• [Actividad] Retome el relato de la semana vivida como rounds de Mortal Kombat y continúelo a partir de su última oración.

• [Texto seleccionado]

Cada uno de estos días de la semana fueron como rounds del Mortal Kombat, por que me hicieron sentir emociones que nunca había tenido.
Empezó con Sábado, quedé apartado de lo que pudo haber sido mi gran noche (ilusiones, me gusta soñar). Si el mundo no quiere que esté con ella, es soportable. Sin embargo llega la fricción, cuando es ella quien no quiere regalarme sus sueños.
Domingo, salí temprano al mar muy temprano y me metí en sus olas a modo reflexión. Volviendo a casa, bravo, volví a la playa pero ésta vez acompañado.
Lunes, uff que alegría! no pude entrar a trabajar, fue espléndido ver la expresión del resto, siempre llamo la atención, soy amado!
Martes día de sinceridad, quizá el día más intenso de la semana, mi corazón latió al cien por ciento. Fue esplendoroso ver como domino la situación ante un ingeniero y alguien de cargo tan bajo como el mío. Mi único objetivo verme por encima de ellos.
Logrado a medias.
Es un poco difícil batirse ante alguien tan instruido, sin embargo lo convertí en mi cómplice y luego en un “gran amigo”. Aunque también debo admitir, que aquel personaje del mismo rango que el mío en el trabajo, fue calculador, frío y capaz de cualquier cosa para lograr lo que quiere, estuvo a punto de mandarme por los suelos, fue mi astucia y estilo de ver las cosas desde diferentes escenarios lo que me dio la oportunidad de ser ganador sin que lo note, su propia irracionalidad y ganas de humillarme hizo que se vieran las brutalidades de la cabeza.
Martes volviendo del trabajo, noche de reflexión, el amor sobre todo, no sobre mí, si no sobre personas que realmente valoras.

Ítems de un conjunto de datos:

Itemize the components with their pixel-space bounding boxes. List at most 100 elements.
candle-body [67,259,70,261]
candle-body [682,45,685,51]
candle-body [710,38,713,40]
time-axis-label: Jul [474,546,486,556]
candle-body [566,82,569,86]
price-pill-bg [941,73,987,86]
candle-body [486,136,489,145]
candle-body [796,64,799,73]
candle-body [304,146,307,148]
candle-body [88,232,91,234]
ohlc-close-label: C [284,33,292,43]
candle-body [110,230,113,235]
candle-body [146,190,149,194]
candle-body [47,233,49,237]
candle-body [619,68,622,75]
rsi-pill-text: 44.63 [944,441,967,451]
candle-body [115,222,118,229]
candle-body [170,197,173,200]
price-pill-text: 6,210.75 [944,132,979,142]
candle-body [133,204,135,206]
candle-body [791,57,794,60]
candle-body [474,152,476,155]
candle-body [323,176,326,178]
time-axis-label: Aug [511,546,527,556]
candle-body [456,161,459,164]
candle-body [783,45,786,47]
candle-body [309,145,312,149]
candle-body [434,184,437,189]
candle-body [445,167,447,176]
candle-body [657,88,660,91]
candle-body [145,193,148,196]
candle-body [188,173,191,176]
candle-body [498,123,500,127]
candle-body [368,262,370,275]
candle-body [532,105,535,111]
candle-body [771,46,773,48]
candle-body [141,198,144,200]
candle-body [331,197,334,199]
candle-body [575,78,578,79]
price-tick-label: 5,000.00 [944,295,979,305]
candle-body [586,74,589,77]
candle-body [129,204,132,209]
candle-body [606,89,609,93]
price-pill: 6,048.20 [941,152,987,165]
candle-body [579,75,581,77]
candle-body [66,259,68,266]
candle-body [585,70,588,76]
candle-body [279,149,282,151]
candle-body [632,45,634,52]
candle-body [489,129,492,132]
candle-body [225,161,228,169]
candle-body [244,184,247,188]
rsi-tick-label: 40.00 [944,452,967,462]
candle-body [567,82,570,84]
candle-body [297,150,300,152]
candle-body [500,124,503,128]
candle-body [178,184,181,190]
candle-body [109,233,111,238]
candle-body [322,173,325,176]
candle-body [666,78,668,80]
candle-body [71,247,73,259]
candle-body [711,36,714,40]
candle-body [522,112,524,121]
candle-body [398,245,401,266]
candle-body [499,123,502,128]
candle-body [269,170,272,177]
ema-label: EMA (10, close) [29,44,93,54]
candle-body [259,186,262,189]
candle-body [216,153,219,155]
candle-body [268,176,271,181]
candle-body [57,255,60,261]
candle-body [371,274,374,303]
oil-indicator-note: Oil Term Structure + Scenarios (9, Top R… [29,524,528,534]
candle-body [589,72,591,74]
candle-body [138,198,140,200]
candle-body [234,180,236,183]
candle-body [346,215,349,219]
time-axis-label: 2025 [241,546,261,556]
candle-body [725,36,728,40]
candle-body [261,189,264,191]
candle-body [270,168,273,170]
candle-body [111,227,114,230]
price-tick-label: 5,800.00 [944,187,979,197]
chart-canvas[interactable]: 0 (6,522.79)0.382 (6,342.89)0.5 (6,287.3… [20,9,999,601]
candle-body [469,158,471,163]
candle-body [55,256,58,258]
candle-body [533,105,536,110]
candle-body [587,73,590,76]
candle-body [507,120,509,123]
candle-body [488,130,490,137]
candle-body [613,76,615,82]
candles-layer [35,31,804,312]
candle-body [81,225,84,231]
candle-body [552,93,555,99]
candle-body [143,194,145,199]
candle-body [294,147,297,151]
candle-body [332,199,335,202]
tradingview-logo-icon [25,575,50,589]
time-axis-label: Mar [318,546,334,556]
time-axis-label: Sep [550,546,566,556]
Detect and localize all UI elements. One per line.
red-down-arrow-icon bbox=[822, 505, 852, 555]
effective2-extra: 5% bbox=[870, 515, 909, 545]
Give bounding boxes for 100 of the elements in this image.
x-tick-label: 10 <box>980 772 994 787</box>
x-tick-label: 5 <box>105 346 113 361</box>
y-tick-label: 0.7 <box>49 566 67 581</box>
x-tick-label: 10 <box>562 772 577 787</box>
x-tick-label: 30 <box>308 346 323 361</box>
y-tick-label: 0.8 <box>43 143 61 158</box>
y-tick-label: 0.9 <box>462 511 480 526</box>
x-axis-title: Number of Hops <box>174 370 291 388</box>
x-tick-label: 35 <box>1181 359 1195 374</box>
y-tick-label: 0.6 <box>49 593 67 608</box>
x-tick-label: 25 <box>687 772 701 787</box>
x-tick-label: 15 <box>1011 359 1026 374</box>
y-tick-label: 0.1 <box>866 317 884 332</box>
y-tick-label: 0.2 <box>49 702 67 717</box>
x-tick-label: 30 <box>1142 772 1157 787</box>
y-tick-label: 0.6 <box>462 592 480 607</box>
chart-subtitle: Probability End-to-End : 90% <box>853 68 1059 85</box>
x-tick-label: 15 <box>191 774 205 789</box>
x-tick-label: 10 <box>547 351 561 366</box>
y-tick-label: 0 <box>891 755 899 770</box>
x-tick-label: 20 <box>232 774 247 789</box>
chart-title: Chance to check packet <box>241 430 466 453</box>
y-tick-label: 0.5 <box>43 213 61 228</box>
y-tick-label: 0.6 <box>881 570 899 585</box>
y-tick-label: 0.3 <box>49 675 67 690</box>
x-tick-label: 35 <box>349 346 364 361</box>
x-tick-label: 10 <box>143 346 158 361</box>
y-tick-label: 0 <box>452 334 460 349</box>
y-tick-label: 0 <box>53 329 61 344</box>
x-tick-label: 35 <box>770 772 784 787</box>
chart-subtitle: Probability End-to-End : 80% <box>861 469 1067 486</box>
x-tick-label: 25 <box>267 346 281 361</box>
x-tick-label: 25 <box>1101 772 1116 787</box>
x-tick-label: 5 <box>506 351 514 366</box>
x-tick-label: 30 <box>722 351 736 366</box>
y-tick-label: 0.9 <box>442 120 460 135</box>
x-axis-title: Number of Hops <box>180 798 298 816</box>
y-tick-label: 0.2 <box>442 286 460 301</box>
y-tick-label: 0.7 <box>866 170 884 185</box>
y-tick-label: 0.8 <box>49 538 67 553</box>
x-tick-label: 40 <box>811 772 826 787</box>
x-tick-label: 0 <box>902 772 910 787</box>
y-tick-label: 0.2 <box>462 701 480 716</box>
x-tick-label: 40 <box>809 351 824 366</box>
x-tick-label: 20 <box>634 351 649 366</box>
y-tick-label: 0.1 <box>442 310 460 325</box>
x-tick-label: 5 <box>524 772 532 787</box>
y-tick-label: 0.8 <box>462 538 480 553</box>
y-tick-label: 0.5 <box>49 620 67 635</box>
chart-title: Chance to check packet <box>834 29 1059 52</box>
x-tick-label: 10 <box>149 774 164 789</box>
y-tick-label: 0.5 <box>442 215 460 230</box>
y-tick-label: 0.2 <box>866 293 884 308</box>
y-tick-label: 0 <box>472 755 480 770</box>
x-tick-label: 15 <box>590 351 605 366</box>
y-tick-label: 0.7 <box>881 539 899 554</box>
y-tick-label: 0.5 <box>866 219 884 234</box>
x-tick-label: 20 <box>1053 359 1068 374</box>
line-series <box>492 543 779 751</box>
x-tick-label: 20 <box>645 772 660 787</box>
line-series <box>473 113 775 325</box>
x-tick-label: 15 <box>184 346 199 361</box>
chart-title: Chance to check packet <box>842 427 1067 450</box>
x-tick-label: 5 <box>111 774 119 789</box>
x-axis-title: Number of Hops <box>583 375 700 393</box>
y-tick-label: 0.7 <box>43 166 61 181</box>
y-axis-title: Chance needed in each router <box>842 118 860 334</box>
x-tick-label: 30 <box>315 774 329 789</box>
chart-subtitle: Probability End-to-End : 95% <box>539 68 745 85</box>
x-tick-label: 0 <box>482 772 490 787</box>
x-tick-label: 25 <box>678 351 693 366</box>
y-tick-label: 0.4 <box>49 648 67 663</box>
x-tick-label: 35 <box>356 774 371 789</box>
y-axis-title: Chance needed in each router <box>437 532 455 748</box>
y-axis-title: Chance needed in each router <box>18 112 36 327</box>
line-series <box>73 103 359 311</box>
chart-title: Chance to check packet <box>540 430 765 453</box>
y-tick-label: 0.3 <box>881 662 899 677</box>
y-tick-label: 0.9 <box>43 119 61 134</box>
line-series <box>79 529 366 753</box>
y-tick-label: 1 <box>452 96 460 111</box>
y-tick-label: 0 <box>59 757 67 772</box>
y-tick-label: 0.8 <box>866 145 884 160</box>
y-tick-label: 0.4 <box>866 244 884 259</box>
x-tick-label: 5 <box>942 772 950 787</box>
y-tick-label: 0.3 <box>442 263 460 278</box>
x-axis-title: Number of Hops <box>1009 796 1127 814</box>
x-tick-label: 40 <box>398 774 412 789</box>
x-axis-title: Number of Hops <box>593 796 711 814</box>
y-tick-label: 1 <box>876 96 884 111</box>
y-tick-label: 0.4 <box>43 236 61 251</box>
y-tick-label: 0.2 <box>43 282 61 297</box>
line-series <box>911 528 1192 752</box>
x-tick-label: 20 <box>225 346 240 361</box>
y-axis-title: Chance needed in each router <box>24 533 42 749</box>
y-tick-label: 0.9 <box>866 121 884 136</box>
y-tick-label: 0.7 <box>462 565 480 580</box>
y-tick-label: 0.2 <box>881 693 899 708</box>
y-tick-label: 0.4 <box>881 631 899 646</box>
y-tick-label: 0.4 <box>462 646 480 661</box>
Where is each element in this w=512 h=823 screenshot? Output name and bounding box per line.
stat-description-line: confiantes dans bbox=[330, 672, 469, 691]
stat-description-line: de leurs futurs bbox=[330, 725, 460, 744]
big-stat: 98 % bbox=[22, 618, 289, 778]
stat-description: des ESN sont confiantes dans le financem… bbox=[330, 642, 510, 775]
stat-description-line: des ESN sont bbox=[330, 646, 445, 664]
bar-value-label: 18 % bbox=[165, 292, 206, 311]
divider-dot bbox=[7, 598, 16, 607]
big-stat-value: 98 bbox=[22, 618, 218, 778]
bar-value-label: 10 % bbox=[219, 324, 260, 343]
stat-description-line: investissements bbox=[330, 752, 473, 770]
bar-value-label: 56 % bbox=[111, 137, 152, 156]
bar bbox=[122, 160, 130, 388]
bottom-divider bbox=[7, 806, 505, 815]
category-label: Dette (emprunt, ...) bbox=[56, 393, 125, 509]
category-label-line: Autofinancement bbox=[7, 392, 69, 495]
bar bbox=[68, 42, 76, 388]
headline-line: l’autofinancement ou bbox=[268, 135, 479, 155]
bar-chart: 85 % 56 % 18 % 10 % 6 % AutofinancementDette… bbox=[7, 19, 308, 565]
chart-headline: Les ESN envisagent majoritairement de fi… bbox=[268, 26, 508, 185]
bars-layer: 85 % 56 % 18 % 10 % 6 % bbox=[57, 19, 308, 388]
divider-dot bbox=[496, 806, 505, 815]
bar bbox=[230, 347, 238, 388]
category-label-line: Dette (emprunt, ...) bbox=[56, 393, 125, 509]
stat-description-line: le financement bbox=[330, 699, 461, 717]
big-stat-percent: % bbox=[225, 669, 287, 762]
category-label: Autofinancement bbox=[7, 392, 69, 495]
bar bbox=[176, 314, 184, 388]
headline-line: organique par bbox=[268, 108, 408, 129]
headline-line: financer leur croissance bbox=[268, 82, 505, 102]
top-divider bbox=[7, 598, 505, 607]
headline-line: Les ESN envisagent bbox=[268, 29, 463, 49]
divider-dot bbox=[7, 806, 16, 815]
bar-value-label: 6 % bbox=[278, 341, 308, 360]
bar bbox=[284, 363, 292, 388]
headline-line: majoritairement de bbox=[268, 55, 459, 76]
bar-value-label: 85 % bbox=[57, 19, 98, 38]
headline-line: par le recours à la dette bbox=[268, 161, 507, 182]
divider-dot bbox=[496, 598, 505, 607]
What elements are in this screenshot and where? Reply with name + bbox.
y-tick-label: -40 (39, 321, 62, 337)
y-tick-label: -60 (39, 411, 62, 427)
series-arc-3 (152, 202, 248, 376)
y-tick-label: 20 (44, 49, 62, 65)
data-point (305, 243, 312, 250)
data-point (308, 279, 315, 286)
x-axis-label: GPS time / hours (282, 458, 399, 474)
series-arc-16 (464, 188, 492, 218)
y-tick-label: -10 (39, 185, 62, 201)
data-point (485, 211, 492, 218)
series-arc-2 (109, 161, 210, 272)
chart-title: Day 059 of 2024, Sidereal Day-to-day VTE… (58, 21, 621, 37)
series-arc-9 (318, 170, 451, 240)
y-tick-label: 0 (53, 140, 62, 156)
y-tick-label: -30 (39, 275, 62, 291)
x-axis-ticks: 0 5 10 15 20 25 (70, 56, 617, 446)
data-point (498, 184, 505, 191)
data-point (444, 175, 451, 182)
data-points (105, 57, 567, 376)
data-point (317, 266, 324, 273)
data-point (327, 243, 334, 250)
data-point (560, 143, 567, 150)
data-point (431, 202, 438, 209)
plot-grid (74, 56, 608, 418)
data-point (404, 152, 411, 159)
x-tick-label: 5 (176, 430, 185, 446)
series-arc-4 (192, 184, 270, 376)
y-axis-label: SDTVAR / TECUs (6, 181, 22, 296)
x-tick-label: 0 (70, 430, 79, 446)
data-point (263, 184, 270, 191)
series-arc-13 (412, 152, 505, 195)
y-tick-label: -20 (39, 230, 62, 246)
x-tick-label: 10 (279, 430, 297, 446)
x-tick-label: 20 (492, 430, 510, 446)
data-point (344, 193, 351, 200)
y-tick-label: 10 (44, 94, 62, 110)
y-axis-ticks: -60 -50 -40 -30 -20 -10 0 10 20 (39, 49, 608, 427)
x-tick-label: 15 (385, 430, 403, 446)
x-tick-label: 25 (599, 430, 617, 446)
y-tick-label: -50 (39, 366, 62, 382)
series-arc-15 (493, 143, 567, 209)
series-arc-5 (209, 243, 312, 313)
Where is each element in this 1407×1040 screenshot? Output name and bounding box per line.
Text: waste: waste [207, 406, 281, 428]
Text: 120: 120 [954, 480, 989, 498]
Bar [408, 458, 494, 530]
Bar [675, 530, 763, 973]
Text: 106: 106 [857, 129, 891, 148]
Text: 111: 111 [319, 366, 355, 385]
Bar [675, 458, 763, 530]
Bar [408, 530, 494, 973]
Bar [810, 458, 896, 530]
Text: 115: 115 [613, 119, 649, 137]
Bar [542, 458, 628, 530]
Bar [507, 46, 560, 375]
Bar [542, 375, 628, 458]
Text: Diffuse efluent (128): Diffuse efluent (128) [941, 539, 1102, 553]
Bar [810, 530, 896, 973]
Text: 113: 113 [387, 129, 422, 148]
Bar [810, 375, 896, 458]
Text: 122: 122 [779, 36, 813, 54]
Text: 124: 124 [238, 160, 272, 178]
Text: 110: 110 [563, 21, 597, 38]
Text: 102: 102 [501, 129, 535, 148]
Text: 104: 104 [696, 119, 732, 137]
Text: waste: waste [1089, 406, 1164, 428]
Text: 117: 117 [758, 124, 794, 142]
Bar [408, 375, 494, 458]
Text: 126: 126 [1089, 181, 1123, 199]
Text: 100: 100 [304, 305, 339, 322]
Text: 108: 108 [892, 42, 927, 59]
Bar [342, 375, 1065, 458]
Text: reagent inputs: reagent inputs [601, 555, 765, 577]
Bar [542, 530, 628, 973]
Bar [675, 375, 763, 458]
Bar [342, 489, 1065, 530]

• [Resultado del ejercicio]
Que sensación! Me siento con superpoderes internos que nunca antes había sentido. Por eso me atrevo a decir:
No me amedrentan los que compran la dignidad de otros, si son buenos, malos, neutros, no pienso en ellos. Tampoco pienso en aquellos que se vendieron, tal vez porque no tienen sueños propios y no me duele que estos se aparten de mí por ser comprados como títeres sin vida y sin valor alguno y si los tuvieran no es de importancia.
No me afecta ni me intriga si fallé ante todos, si causé dolor, tristeza o pena ante mí o para ellos, no pierdo tiempo en cosas que no son mías en ninguna circunstancia, ni en cosas que pretendan alterarme, no me interesa que es lo que quieran o intenten hacer para verme caído y rendido antes sus pies, si es lo que quieren. Pues hagan lo que hagan, es inevitable que prefiero mi orgullo ante todo y si debo dejarlo, será porque todo está calculado el tiempo corre y al final todo tiene un resultado.
Siento que ésta semana cerrará con el “finishing” de Mortal Kombat!